▸ **OBJECTIVE**:
Extract the whole listing as it stands. Do not include the pictures.
** Begin PROVIDED DATA **
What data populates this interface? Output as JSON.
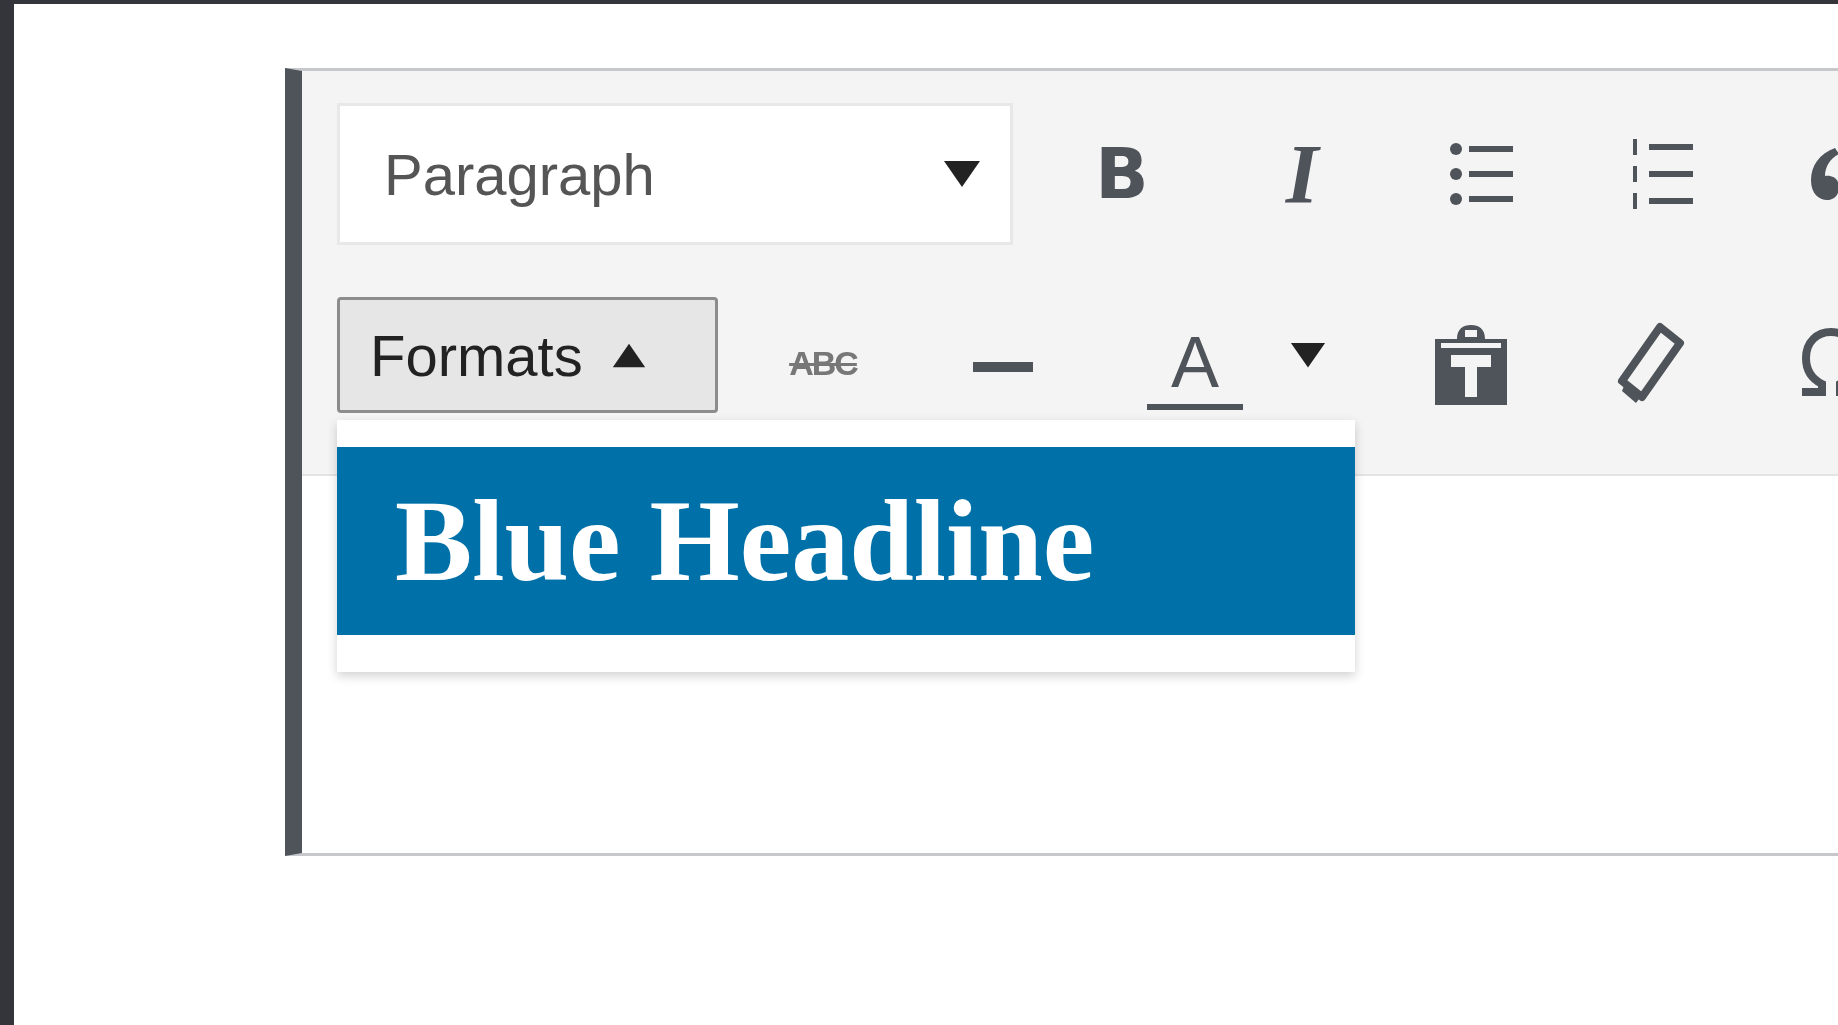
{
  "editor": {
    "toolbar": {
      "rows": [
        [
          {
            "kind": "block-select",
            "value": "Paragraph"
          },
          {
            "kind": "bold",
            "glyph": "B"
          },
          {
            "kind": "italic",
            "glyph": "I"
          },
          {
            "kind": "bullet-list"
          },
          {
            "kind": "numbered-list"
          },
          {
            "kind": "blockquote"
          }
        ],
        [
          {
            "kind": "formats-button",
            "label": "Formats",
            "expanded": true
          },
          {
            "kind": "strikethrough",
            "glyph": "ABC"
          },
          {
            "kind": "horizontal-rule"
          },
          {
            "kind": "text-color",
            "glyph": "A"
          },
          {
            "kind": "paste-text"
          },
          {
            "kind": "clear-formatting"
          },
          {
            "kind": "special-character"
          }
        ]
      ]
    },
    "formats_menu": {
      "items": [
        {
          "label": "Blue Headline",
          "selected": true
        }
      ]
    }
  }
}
** End PROVIDED DATA **
▸ **REPLY TO THE TASK**:
What data populates this interface? Output as JSON.
{
  "editor": {
    "toolbar": {
      "rows": [
        [
          {
            "kind": "block-select",
            "value": "Paragraph"
          },
          {
            "kind": "bold",
            "glyph": "B"
          },
          {
            "kind": "italic",
            "glyph": "I"
          },
          {
            "kind": "bullet-list"
          },
          {
            "kind": "numbered-list"
          },
          {
            "kind": "blockquote"
          }
        ],
        [
          {
            "kind": "formats-button",
            "label": "Formats",
            "expanded": true
          },
          {
            "kind": "strikethrough",
            "glyph": "ABC"
          },
          {
            "kind": "horizontal-rule"
          },
          {
            "kind": "text-color",
            "glyph": "A"
          },
          {
            "kind": "paste-text"
          },
          {
            "kind": "clear-formatting"
          },
          {
            "kind": "special-character"
          }
        ]
      ]
    },
    "formats_menu": {
      "items": [
        {
          "label": "Blue Headline",
          "selected": true
        }
      ]
    }
  }
}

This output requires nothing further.